### Exercise description
The records below hold pictures; please leave those out and retype the rest exactly.

### Records supplied
## START

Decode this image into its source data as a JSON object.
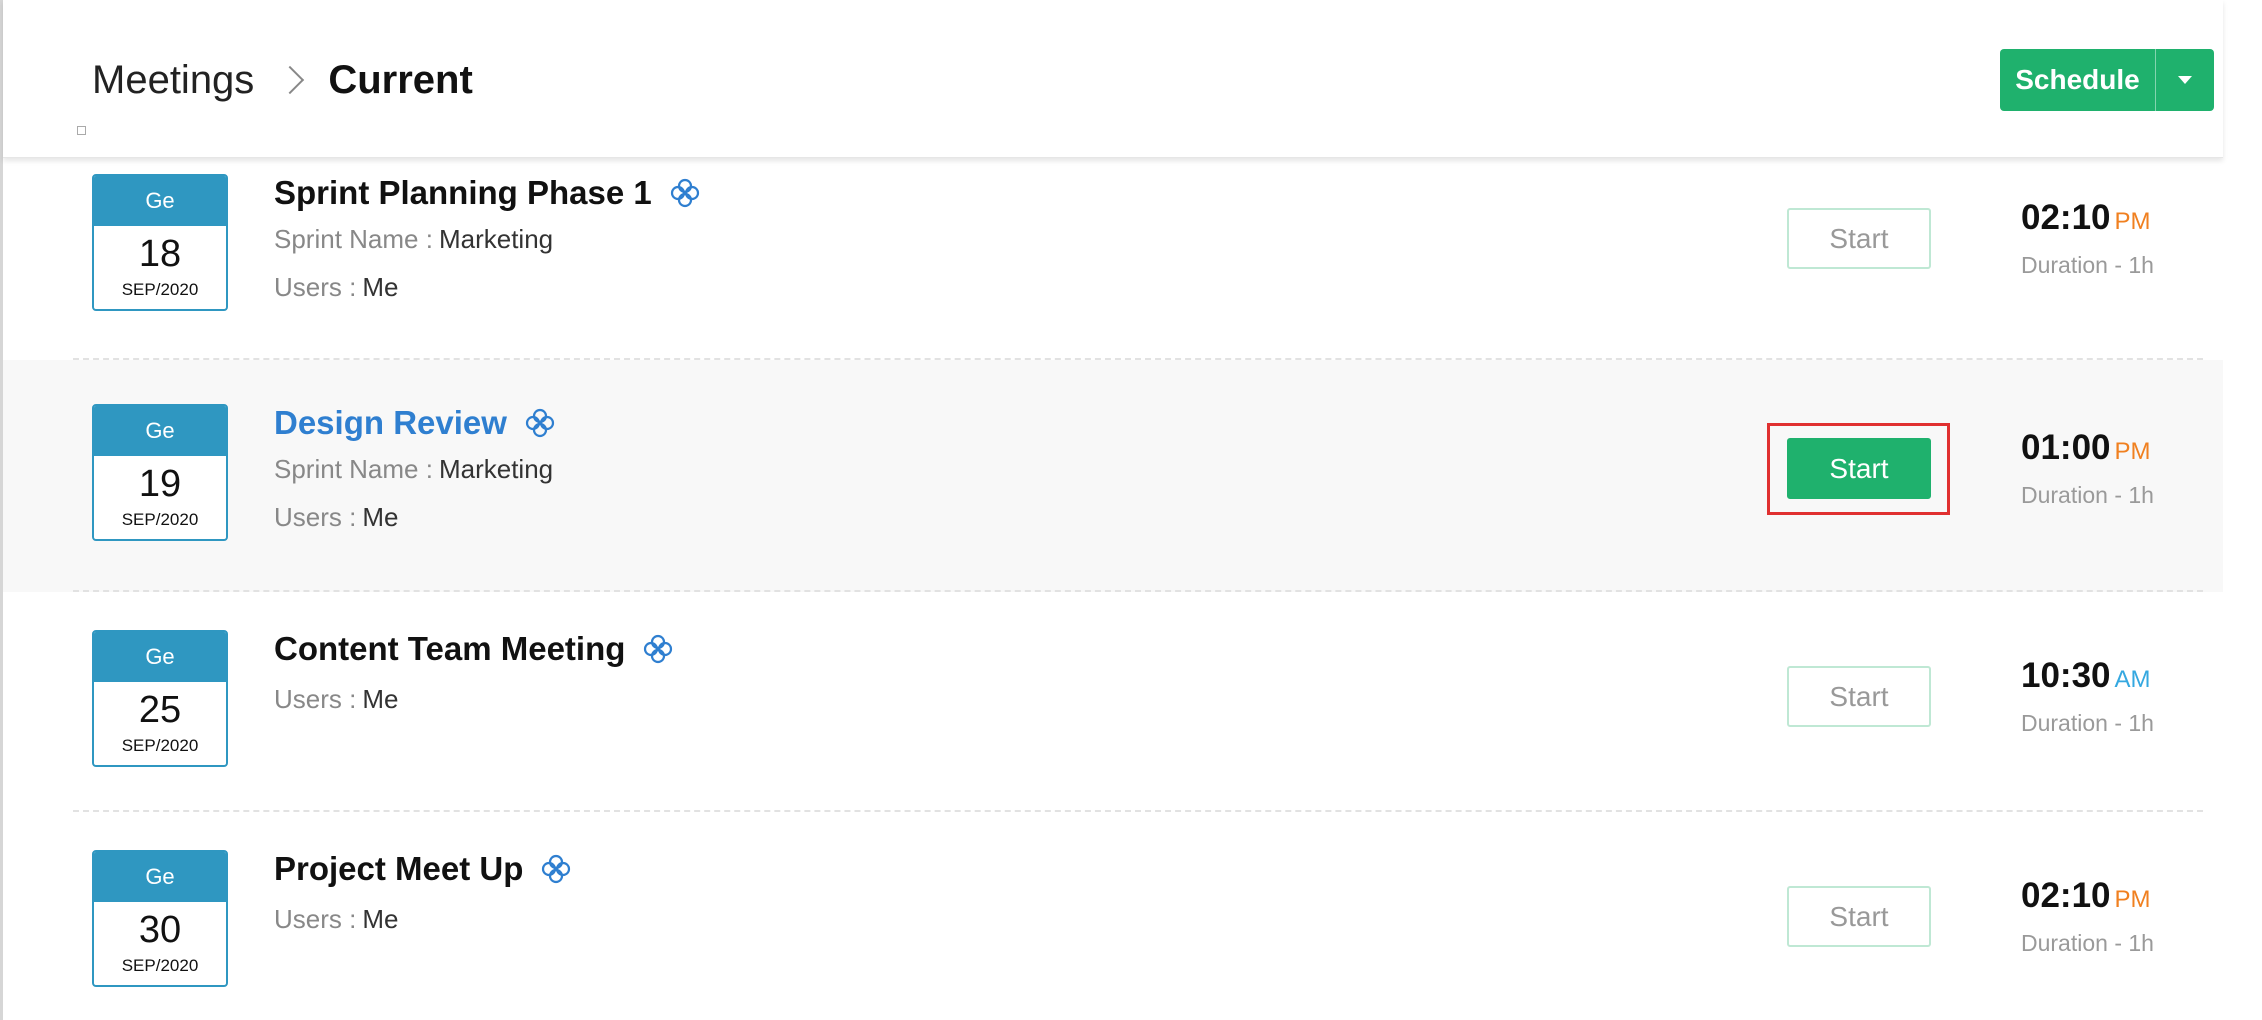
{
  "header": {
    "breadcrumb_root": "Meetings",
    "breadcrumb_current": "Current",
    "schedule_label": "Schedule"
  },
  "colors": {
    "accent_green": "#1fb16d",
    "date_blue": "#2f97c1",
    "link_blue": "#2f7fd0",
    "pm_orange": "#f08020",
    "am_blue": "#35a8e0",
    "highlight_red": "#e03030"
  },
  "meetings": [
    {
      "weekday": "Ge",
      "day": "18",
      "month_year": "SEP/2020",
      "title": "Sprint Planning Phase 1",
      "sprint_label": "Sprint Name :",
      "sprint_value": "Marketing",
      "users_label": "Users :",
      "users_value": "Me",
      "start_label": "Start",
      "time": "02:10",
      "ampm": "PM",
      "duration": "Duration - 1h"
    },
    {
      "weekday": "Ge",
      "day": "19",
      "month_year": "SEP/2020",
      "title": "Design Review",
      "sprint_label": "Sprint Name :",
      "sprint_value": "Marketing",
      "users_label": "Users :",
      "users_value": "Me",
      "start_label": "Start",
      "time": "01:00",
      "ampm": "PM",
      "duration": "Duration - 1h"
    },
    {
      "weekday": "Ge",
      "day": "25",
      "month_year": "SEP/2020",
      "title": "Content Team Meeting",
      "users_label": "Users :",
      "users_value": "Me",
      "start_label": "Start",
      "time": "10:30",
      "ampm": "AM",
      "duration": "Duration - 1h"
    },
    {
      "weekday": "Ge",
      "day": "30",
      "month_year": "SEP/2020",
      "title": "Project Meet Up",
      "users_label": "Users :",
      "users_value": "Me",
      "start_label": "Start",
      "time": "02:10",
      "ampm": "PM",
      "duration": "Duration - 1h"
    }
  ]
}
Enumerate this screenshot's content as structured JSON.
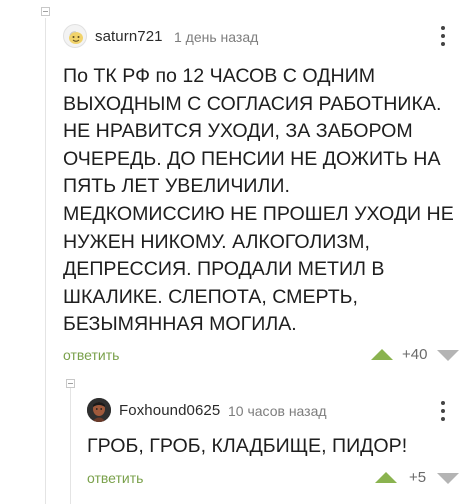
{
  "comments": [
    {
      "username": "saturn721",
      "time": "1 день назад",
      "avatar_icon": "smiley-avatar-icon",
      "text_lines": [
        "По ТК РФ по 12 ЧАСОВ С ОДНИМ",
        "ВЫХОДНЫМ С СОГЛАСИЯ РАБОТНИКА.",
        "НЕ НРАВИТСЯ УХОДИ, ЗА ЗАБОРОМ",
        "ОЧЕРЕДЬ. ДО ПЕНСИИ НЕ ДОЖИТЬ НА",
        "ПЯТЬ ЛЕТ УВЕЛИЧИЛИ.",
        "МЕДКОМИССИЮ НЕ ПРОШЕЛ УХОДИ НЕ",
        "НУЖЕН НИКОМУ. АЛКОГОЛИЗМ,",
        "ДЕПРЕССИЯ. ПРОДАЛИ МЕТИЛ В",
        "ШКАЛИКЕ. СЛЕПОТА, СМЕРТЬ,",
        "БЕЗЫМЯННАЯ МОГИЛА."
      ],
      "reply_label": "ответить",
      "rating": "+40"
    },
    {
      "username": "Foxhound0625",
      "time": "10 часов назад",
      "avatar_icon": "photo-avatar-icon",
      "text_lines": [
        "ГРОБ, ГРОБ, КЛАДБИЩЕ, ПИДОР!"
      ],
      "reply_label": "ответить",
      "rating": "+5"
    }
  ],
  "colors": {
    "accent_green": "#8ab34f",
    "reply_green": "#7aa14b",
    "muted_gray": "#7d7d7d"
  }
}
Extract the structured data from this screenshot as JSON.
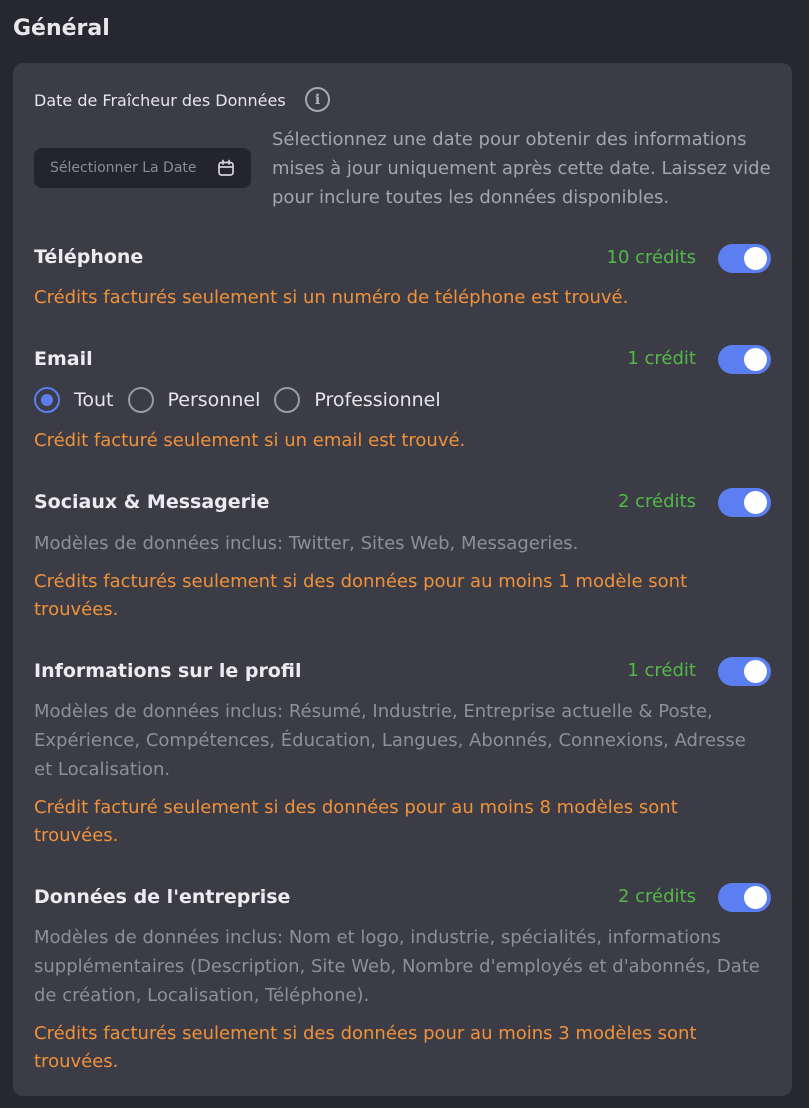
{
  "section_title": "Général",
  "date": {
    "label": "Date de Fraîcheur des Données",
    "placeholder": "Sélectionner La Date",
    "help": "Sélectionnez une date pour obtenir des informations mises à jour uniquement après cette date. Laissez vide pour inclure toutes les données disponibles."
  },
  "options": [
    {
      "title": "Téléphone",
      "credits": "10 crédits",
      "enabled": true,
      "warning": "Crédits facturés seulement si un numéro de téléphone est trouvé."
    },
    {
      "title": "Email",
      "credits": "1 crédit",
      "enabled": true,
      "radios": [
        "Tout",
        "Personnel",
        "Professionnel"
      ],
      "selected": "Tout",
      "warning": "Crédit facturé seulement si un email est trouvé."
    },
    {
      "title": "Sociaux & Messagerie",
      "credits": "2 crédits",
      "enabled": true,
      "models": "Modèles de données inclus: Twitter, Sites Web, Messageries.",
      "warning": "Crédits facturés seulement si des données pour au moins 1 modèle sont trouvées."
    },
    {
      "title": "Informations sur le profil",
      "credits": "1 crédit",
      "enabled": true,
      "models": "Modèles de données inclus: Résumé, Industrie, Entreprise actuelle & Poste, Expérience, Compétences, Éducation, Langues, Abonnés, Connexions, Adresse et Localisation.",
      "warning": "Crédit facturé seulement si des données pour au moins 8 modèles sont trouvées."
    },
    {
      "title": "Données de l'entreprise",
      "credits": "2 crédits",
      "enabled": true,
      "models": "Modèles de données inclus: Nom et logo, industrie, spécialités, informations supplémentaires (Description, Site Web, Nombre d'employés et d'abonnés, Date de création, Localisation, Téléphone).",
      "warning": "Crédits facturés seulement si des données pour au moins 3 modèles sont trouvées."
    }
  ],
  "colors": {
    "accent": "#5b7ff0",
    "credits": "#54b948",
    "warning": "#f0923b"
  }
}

## END

### Response to the task
Decode this image into its source data as a JSON object.
{
  "header": {
    "breadcrumb_root": "Meetings",
    "breadcrumb_current": "Current",
    "schedule_label": "Schedule"
  },
  "colors": {
    "accent_green": "#1fb16d",
    "date_blue": "#2f97c1",
    "link_blue": "#2f7fd0",
    "pm_orange": "#f08020",
    "am_blue": "#35a8e0",
    "highlight_red": "#e03030"
  },
  "meetings": [
    {
      "weekday": "Ge",
      "day": "18",
      "month_year": "SEP/2020",
      "title": "Sprint Planning Phase 1",
      "sprint_label": "Sprint Name :",
      "sprint_value": "Marketing",
      "users_label": "Users :",
      "users_value": "Me",
      "start_label": "Start",
      "time": "02:10",
      "ampm": "PM",
      "duration": "Duration - 1h"
    },
    {
      "weekday": "Ge",
      "day": "19",
      "month_year": "SEP/2020",
      "title": "Design Review",
      "sprint_label": "Sprint Name :",
      "sprint_value": "Marketing",
      "users_label": "Users :",
      "users_value": "Me",
      "start_label": "Start",
      "time": "01:00",
      "ampm": "PM",
      "duration": "Duration - 1h"
    },
    {
      "weekday": "Ge",
      "day": "25",
      "month_year": "SEP/2020",
      "title": "Content Team Meeting",
      "users_label": "Users :",
      "users_value": "Me",
      "start_label": "Start",
      "time": "10:30",
      "ampm": "AM",
      "duration": "Duration - 1h"
    },
    {
      "weekday": "Ge",
      "day": "30",
      "month_year": "SEP/2020",
      "title": "Project Meet Up",
      "users_label": "Users :",
      "users_value": "Me",
      "start_label": "Start",
      "time": "02:10",
      "ampm": "PM",
      "duration": "Duration - 1h"
    }
  ]
}
Enumerate this screenshot's content as structured JSON.
{
  "comments": [
    {
      "username": "saturn721",
      "time": "1 день назад",
      "avatar_icon": "smiley-avatar-icon",
      "text_lines": [
        "По ТК РФ по 12 ЧАСОВ С ОДНИМ",
        "ВЫХОДНЫМ С СОГЛАСИЯ РАБОТНИКА.",
        "НЕ НРАВИТСЯ УХОДИ, ЗА ЗАБОРОМ",
        "ОЧЕРЕДЬ. ДО ПЕНСИИ НЕ ДОЖИТЬ НА",
        "ПЯТЬ ЛЕТ УВЕЛИЧИЛИ.",
        "МЕДКОМИССИЮ НЕ ПРОШЕЛ УХОДИ НЕ",
        "НУЖЕН НИКОМУ. АЛКОГОЛИЗМ,",
        "ДЕПРЕССИЯ. ПРОДАЛИ МЕТИЛ В",
        "ШКАЛИКЕ. СЛЕПОТА, СМЕРТЬ,",
        "БЕЗЫМЯННАЯ МОГИЛА."
      ],
      "reply_label": "ответить",
      "rating": "+40"
    },
    {
      "username": "Foxhound0625",
      "time": "10 часов назад",
      "avatar_icon": "photo-avatar-icon",
      "text_lines": [
        "ГРОБ, ГРОБ, КЛАДБИЩЕ, ПИДОР!"
      ],
      "reply_label": "ответить",
      "rating": "+5"
    }
  ],
  "colors": {
    "accent_green": "#8ab34f",
    "reply_green": "#7aa14b",
    "muted_gray": "#7d7d7d"
  }
}
Extract the structured data from this screenshot as JSON.
{
  "section_title": "Général",
  "date": {
    "label": "Date de Fraîcheur des Données",
    "placeholder": "Sélectionner La Date",
    "help": "Sélectionnez une date pour obtenir des informations mises à jour uniquement après cette date. Laissez vide pour inclure toutes les données disponibles."
  },
  "options": [
    {
      "title": "Téléphone",
      "credits": "10 crédits",
      "enabled": true,
      "warning": "Crédits facturés seulement si un numéro de téléphone est trouvé."
    },
    {
      "title": "Email",
      "credits": "1 crédit",
      "enabled": true,
      "radios": [
        "Tout",
        "Personnel",
        "Professionnel"
      ],
      "selected": "Tout",
      "warning": "Crédit facturé seulement si un email est trouvé."
    },
    {
      "title": "Sociaux & Messagerie",
      "credits": "2 crédits",
      "enabled": true,
      "models": "Modèles de données inclus: Twitter, Sites Web, Messageries.",
      "warning": "Crédits facturés seulement si des données pour au moins 1 modèle sont trouvées."
    },
    {
      "title": "Informations sur le profil",
      "credits": "1 crédit",
      "enabled": true,
      "models": "Modèles de données inclus: Résumé, Industrie, Entreprise actuelle & Poste, Expérience, Compétences, Éducation, Langues, Abonnés, Connexions, Adresse et Localisation.",
      "warning": "Crédit facturé seulement si des données pour au moins 8 modèles sont trouvées."
    },
    {
      "title": "Données de l'entreprise",
      "credits": "2 crédits",
      "enabled": true,
      "models": "Modèles de données inclus: Nom et logo, industrie, spécialités, informations supplémentaires (Description, Site Web, Nombre d'employés et d'abonnés, Date de création, Localisation, Téléphone).",
      "warning": "Crédits facturés seulement si des données pour au moins 3 modèles sont trouvées."
    }
  ],
  "colors": {
    "accent": "#5b7ff0",
    "credits": "#54b948",
    "warning": "#f0923b"
  }
}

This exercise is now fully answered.